*What is being asked*
Write out, precisely and in full, each line of the material.

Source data
○ ○ ○ ○ ○ ○ ○

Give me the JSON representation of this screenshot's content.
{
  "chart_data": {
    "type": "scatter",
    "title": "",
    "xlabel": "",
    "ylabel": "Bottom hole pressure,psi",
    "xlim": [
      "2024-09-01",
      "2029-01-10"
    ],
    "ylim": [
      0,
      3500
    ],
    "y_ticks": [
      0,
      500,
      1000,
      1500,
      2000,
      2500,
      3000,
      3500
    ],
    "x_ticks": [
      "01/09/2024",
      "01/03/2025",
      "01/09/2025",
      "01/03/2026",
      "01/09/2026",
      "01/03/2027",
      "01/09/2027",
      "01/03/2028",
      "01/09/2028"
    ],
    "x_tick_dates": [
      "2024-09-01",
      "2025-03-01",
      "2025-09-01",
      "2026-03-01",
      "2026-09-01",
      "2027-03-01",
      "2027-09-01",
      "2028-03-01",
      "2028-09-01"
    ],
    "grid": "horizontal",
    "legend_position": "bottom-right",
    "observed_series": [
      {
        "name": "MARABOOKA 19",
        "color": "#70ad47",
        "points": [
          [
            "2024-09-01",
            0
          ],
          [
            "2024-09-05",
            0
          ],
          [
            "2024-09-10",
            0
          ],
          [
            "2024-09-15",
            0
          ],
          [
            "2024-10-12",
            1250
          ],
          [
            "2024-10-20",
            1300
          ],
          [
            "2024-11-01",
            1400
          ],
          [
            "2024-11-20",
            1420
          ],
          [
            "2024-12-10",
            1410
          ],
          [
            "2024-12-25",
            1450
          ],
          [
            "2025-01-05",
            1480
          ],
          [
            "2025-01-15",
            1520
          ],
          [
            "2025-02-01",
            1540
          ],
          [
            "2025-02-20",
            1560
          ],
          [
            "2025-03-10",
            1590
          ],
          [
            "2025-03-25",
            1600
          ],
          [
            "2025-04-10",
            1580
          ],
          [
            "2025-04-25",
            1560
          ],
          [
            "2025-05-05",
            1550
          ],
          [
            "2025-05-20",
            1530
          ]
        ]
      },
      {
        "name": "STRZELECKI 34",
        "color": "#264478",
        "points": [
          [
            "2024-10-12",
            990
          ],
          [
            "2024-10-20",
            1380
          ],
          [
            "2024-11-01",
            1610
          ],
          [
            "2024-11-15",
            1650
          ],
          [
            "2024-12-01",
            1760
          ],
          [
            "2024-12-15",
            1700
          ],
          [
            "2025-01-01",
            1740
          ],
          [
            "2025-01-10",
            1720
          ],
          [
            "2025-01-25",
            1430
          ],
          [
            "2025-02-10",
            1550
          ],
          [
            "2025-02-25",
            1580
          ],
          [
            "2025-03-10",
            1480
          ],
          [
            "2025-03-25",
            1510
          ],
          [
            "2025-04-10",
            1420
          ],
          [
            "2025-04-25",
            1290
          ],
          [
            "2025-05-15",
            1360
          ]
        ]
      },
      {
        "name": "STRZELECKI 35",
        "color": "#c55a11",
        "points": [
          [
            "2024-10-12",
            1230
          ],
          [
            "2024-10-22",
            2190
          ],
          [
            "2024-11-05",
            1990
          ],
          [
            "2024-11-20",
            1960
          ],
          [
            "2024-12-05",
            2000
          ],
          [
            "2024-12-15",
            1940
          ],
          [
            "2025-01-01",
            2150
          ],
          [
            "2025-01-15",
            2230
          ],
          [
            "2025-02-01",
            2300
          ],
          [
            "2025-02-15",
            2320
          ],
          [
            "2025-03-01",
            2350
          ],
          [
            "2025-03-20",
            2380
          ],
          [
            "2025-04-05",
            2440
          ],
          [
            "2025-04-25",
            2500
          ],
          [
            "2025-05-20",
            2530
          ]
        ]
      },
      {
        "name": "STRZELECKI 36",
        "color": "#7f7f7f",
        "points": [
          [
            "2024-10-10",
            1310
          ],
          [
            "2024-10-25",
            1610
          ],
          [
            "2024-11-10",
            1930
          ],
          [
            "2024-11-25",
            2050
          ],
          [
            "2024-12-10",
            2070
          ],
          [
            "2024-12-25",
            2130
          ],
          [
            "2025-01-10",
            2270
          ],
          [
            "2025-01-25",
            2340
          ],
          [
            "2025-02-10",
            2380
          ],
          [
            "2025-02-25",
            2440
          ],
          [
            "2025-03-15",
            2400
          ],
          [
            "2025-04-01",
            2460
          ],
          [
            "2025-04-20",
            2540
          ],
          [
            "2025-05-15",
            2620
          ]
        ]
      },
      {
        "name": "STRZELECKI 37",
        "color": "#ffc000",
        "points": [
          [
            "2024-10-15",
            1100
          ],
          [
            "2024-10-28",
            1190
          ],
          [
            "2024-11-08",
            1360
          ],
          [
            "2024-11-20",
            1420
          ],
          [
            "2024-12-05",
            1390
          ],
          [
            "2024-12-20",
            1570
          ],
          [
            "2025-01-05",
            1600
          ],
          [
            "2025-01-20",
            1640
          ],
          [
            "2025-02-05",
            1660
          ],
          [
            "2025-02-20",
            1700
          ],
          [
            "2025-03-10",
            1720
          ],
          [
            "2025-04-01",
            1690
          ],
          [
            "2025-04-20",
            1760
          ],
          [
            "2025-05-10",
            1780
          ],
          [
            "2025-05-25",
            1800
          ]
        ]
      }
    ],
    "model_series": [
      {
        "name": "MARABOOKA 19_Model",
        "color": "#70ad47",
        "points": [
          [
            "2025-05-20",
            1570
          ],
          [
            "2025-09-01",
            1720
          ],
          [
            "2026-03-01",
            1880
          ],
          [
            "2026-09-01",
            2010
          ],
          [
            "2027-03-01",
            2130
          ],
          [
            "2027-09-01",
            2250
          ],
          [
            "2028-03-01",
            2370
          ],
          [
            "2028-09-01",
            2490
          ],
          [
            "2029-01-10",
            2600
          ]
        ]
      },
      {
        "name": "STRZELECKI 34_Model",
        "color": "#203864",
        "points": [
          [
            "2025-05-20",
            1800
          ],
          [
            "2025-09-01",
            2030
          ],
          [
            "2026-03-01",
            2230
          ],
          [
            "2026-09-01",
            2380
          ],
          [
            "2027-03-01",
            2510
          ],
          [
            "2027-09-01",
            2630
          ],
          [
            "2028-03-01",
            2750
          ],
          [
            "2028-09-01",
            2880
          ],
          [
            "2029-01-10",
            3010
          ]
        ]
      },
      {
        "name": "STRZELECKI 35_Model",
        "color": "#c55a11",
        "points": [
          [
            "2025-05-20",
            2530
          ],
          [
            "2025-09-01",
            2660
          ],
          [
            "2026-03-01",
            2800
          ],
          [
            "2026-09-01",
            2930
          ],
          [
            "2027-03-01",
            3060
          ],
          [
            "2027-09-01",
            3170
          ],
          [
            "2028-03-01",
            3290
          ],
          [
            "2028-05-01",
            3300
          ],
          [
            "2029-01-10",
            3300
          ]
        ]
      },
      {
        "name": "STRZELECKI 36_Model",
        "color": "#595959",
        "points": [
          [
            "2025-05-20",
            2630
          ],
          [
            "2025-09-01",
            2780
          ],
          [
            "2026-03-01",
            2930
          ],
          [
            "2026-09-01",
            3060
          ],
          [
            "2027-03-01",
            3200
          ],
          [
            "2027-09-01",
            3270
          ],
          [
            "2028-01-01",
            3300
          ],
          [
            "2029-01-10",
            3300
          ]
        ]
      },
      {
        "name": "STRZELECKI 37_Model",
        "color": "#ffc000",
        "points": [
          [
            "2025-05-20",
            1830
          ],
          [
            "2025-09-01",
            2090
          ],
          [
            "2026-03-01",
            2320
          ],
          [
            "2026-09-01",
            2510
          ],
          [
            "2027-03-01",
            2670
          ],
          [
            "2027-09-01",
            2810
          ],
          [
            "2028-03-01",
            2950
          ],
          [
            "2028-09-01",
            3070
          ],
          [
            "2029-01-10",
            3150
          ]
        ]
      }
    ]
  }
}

○ ○ ○ ○ ○ ○ ○

*Full solution*
Give me the JSON representation of this screenshot's content.
{
  "chart_data": {
    "type": "scatter",
    "title": "",
    "xlabel": "",
    "ylabel": "Bottom hole pressure,psi",
    "xlim": [
      "2024-09-01",
      "2029-01-10"
    ],
    "ylim": [
      0,
      3500
    ],
    "y_ticks": [
      0,
      500,
      1000,
      1500,
      2000,
      2500,
      3000,
      3500
    ],
    "x_ticks": [
      "01/09/2024",
      "01/03/2025",
      "01/09/2025",
      "01/03/2026",
      "01/09/2026",
      "01/03/2027",
      "01/09/2027",
      "01/03/2028",
      "01/09/2028"
    ],
    "x_tick_dates": [
      "2024-09-01",
      "2025-03-01",
      "2025-09-01",
      "2026-03-01",
      "2026-09-01",
      "2027-03-01",
      "2027-09-01",
      "2028-03-01",
      "2028-09-01"
    ],
    "grid": "horizontal",
    "legend_position": "bottom-right",
    "observed_series": [
      {
        "name": "MARABOOKA 19",
        "color": "#70ad47",
        "points": [
          [
            "2024-09-01",
            0
          ],
          [
            "2024-09-05",
            0
          ],
          [
            "2024-09-10",
            0
          ],
          [
            "2024-09-15",
            0
          ],
          [
            "2024-10-12",
            1250
          ],
          [
            "2024-10-20",
            1300
          ],
          [
            "2024-11-01",
            1400
          ],
          [
            "2024-11-20",
            1420
          ],
          [
            "2024-12-10",
            1410
          ],
          [
            "2024-12-25",
            1450
          ],
          [
            "2025-01-05",
            1480
          ],
          [
            "2025-01-15",
            1520
          ],
          [
            "2025-02-01",
            1540
          ],
          [
            "2025-02-20",
            1560
          ],
          [
            "2025-03-10",
            1590
          ],
          [
            "2025-03-25",
            1600
          ],
          [
            "2025-04-10",
            1580
          ],
          [
            "2025-04-25",
            1560
          ],
          [
            "2025-05-05",
            1550
          ],
          [
            "2025-05-20",
            1530
          ]
        ]
      },
      {
        "name": "STRZELECKI 34",
        "color": "#264478",
        "points": [
          [
            "2024-10-12",
            990
          ],
          [
            "2024-10-20",
            1380
          ],
          [
            "2024-11-01",
            1610
          ],
          [
            "2024-11-15",
            1650
          ],
          [
            "2024-12-01",
            1760
          ],
          [
            "2024-12-15",
            1700
          ],
          [
            "2025-01-01",
            1740
          ],
          [
            "2025-01-10",
            1720
          ],
          [
            "2025-01-25",
            1430
          ],
          [
            "2025-02-10",
            1550
          ],
          [
            "2025-02-25",
            1580
          ],
          [
            "2025-03-10",
            1480
          ],
          [
            "2025-03-25",
            1510
          ],
          [
            "2025-04-10",
            1420
          ],
          [
            "2025-04-25",
            1290
          ],
          [
            "2025-05-15",
            1360
          ]
        ]
      },
      {
        "name": "STRZELECKI 35",
        "color": "#c55a11",
        "points": [
          [
            "2024-10-12",
            1230
          ],
          [
            "2024-10-22",
            2190
          ],
          [
            "2024-11-05",
            1990
          ],
          [
            "2024-11-20",
            1960
          ],
          [
            "2024-12-05",
            2000
          ],
          [
            "2024-12-15",
            1940
          ],
          [
            "2025-01-01",
            2150
          ],
          [
            "2025-01-15",
            2230
          ],
          [
            "2025-02-01",
            2300
          ],
          [
            "2025-02-15",
            2320
          ],
          [
            "2025-03-01",
            2350
          ],
          [
            "2025-03-20",
            2380
          ],
          [
            "2025-04-05",
            2440
          ],
          [
            "2025-04-25",
            2500
          ],
          [
            "2025-05-20",
            2530
          ]
        ]
      },
      {
        "name": "STRZELECKI 36",
        "color": "#7f7f7f",
        "points": [
          [
            "2024-10-10",
            1310
          ],
          [
            "2024-10-25",
            1610
          ],
          [
            "2024-11-10",
            1930
          ],
          [
            "2024-11-25",
            2050
          ],
          [
            "2024-12-10",
            2070
          ],
          [
            "2024-12-25",
            2130
          ],
          [
            "2025-01-10",
            2270
          ],
          [
            "2025-01-25",
            2340
          ],
          [
            "2025-02-10",
            2380
          ],
          [
            "2025-02-25",
            2440
          ],
          [
            "2025-03-15",
            2400
          ],
          [
            "2025-04-01",
            2460
          ],
          [
            "2025-04-20",
            2540
          ],
          [
            "2025-05-15",
            2620
          ]
        ]
      },
      {
        "name": "STRZELECKI 37",
        "color": "#ffc000",
        "points": [
          [
            "2024-10-15",
            1100
          ],
          [
            "2024-10-28",
            1190
          ],
          [
            "2024-11-08",
            1360
          ],
          [
            "2024-11-20",
            1420
          ],
          [
            "2024-12-05",
            1390
          ],
          [
            "2024-12-20",
            1570
          ],
          [
            "2025-01-05",
            1600
          ],
          [
            "2025-01-20",
            1640
          ],
          [
            "2025-02-05",
            1660
          ],
          [
            "2025-02-20",
            1700
          ],
          [
            "2025-03-10",
            1720
          ],
          [
            "2025-04-01",
            1690
          ],
          [
            "2025-04-20",
            1760
          ],
          [
            "2025-05-10",
            1780
          ],
          [
            "2025-05-25",
            1800
          ]
        ]
      }
    ],
    "model_series": [
      {
        "name": "MARABOOKA 19_Model",
        "color": "#70ad47",
        "points": [
          [
            "2025-05-20",
            1570
          ],
          [
            "2025-09-01",
            1720
          ],
          [
            "2026-03-01",
            1880
          ],
          [
            "2026-09-01",
            2010
          ],
          [
            "2027-03-01",
            2130
          ],
          [
            "2027-09-01",
            2250
          ],
          [
            "2028-03-01",
            2370
          ],
          [
            "2028-09-01",
            2490
          ],
          [
            "2029-01-10",
            2600
          ]
        ]
      },
      {
        "name": "STRZELECKI 34_Model",
        "color": "#203864",
        "points": [
          [
            "2025-05-20",
            1800
          ],
          [
            "2025-09-01",
            2030
          ],
          [
            "2026-03-01",
            2230
          ],
          [
            "2026-09-01",
            2380
          ],
          [
            "2027-03-01",
            2510
          ],
          [
            "2027-09-01",
            2630
          ],
          [
            "2028-03-01",
            2750
          ],
          [
            "2028-09-01",
            2880
          ],
          [
            "2029-01-10",
            3010
          ]
        ]
      },
      {
        "name": "STRZELECKI 35_Model",
        "color": "#c55a11",
        "points": [
          [
            "2025-05-20",
            2530
          ],
          [
            "2025-09-01",
            2660
          ],
          [
            "2026-03-01",
            2800
          ],
          [
            "2026-09-01",
            2930
          ],
          [
            "2027-03-01",
            3060
          ],
          [
            "2027-09-01",
            3170
          ],
          [
            "2028-03-01",
            3290
          ],
          [
            "2028-05-01",
            3300
          ],
          [
            "2029-01-10",
            3300
          ]
        ]
      },
      {
        "name": "STRZELECKI 36_Model",
        "color": "#595959",
        "points": [
          [
            "2025-05-20",
            2630
          ],
          [
            "2025-09-01",
            2780
          ],
          [
            "2026-03-01",
            2930
          ],
          [
            "2026-09-01",
            3060
          ],
          [
            "2027-03-01",
            3200
          ],
          [
            "2027-09-01",
            3270
          ],
          [
            "2028-01-01",
            3300
          ],
          [
            "2029-01-10",
            3300
          ]
        ]
      },
      {
        "name": "STRZELECKI 37_Model",
        "color": "#ffc000",
        "points": [
          [
            "2025-05-20",
            1830
          ],
          [
            "2025-09-01",
            2090
          ],
          [
            "2026-03-01",
            2320
          ],
          [
            "2026-09-01",
            2510
          ],
          [
            "2027-03-01",
            2670
          ],
          [
            "2027-09-01",
            2810
          ],
          [
            "2028-03-01",
            2950
          ],
          [
            "2028-09-01",
            3070
          ],
          [
            "2029-01-10",
            3150
          ]
        ]
      }
    ]
  }
}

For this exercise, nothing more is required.